Problem statement. Copy out the entries below in full and exactly.

------------------------------------------------------------

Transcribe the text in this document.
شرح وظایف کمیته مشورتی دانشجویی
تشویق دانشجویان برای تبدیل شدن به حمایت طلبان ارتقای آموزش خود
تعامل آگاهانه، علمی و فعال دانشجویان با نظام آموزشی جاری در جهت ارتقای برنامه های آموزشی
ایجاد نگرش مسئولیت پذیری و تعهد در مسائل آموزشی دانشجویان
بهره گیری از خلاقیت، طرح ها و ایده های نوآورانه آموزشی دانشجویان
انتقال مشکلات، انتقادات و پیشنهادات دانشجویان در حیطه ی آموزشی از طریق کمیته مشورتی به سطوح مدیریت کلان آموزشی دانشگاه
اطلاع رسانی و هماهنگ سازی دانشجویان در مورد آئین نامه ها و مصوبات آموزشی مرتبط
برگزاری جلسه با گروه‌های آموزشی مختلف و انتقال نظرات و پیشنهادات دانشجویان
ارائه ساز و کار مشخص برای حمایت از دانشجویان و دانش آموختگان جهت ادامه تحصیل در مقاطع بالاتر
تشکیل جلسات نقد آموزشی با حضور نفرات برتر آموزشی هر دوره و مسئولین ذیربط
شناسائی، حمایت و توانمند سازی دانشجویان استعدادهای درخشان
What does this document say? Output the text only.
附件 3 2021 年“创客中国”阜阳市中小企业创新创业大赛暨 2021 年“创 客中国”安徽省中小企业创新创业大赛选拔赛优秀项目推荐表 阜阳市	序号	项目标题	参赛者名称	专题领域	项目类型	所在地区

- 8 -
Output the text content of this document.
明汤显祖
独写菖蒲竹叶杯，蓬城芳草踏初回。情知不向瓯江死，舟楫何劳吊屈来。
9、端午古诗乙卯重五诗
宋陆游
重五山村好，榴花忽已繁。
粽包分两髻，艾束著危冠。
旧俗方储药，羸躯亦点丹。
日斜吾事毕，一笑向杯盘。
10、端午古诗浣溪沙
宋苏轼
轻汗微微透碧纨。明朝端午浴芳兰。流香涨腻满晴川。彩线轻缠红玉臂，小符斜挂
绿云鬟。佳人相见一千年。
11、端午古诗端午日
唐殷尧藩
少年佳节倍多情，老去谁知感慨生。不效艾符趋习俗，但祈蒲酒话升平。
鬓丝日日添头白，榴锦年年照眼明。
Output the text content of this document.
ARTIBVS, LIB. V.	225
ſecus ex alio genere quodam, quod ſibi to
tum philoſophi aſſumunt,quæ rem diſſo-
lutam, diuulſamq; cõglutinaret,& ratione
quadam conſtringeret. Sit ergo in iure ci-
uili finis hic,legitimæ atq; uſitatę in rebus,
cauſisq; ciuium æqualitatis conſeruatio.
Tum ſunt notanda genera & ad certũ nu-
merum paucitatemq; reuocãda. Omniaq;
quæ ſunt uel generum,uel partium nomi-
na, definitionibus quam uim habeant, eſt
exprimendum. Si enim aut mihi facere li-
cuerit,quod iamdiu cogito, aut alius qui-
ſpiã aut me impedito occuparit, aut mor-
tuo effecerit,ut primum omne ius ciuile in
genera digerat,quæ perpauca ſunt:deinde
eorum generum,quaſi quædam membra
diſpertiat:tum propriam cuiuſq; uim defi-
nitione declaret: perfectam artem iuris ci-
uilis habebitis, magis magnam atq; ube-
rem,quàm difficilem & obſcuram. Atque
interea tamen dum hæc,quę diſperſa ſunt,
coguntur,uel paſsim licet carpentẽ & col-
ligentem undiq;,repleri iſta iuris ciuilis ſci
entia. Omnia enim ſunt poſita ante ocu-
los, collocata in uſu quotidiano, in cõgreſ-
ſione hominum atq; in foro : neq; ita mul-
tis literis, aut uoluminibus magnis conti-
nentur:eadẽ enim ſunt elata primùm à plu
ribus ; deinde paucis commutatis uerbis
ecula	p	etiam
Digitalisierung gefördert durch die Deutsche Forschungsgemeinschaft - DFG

------------------------------------------------------------

Exercise response.
Transcribe the text in this document.
شرح وظایف کمیته مشورتی دانشجویی
تشویق دانشجویان برای تبدیل شدن به حمایت طلبان ارتقای آموزش خود
تعامل آگاهانه، علمی و فعال دانشجویان با نظام آموزشی جاری در جهت ارتقای برنامه های آموزشی
ایجاد نگرش مسئولیت پذیری و تعهد در مسائل آموزشی دانشجویان
بهره گیری از خلاقیت، طرح ها و ایده های نوآورانه آموزشی دانشجویان
انتقال مشکلات، انتقادات و پیشنهادات دانشجویان در حیطه ی آموزشی از طریق کمیته مشورتی به سطوح مدیریت کلان آموزشی دانشگاه
اطلاع رسانی و هماهنگ سازی دانشجویان در مورد آئین نامه ها و مصوبات آموزشی مرتبط
برگزاری جلسه با گروه‌های آموزشی مختلف و انتقال نظرات و پیشنهادات دانشجویان
ارائه ساز و کار مشخص برای حمایت از دانشجویان و دانش آموختگان جهت ادامه تحصیل در مقاطع بالاتر
تشکیل جلسات نقد آموزشی با حضور نفرات برتر آموزشی هر دوره و مسئولین ذیربط
شناسائی، حمایت و توانمند سازی دانشجویان استعدادهای درخشان
What does this document say? Output the text only.
附件 3 2021 年“创客中国”阜阳市中小企业创新创业大赛暨 2021 年“创 客中国”安徽省中小企业创新创业大赛选拔赛优秀项目推荐表 阜阳市	序号	项目标题	参赛者名称	专题领域	项目类型	所在地区

- 8 -
Output the text content of this document.
明汤显祖
独写菖蒲竹叶杯，蓬城芳草踏初回。情知不向瓯江死，舟楫何劳吊屈来。
9、端午古诗乙卯重五诗
宋陆游
重五山村好，榴花忽已繁。
粽包分两髻，艾束著危冠。
旧俗方储药，羸躯亦点丹。
日斜吾事毕，一笑向杯盘。
10、端午古诗浣溪沙
宋苏轼
轻汗微微透碧纨。明朝端午浴芳兰。流香涨腻满晴川。彩线轻缠红玉臂，小符斜挂
绿云鬟。佳人相见一千年。
11、端午古诗端午日
唐殷尧藩
少年佳节倍多情，老去谁知感慨生。不效艾符趋习俗，但祈蒲酒话升平。
鬓丝日日添头白，榴锦年年照眼明。
Output the text content of this document.
ARTIBVS, LIB. V.	225
ſecus ex alio genere quodam, quod ſibi to
tum philoſophi aſſumunt,quæ rem diſſo-
lutam, diuulſamq; cõglutinaret,& ratione
quadam conſtringeret. Sit ergo in iure ci-
uili finis hic,legitimæ atq; uſitatę in rebus,
cauſisq; ciuium æqualitatis conſeruatio.
Tum ſunt notanda genera & ad certũ nu-
merum paucitatemq; reuocãda. Omniaq;
quæ ſunt uel generum,uel partium nomi-
na, definitionibus quam uim habeant, eſt
exprimendum. Si enim aut mihi facere li-
cuerit,quod iamdiu cogito, aut alius qui-
ſpiã aut me impedito occuparit, aut mor-
tuo effecerit,ut primum omne ius ciuile in
genera digerat,quæ perpauca ſunt:deinde
eorum generum,quaſi quædam membra
diſpertiat:tum propriam cuiuſq; uim defi-
nitione declaret: perfectam artem iuris ci-
uilis habebitis, magis magnam atq; ube-
rem,quàm difficilem & obſcuram. Atque
interea tamen dum hæc,quę diſperſa ſunt,
coguntur,uel paſsim licet carpentẽ & col-
ligentem undiq;,repleri iſta iuris ciuilis ſci
entia. Omnia enim ſunt poſita ante ocu-
los, collocata in uſu quotidiano, in cõgreſ-
ſione hominum atq; in foro : neq; ita mul-
tis literis, aut uoluminibus magnis conti-
nentur:eadẽ enim ſunt elata primùm à plu
ribus ; deinde paucis commutatis uerbis
ecula	p	etiam
Digitalisierung gefördert durch die Deutsche Forschungsgemeinschaft - DFG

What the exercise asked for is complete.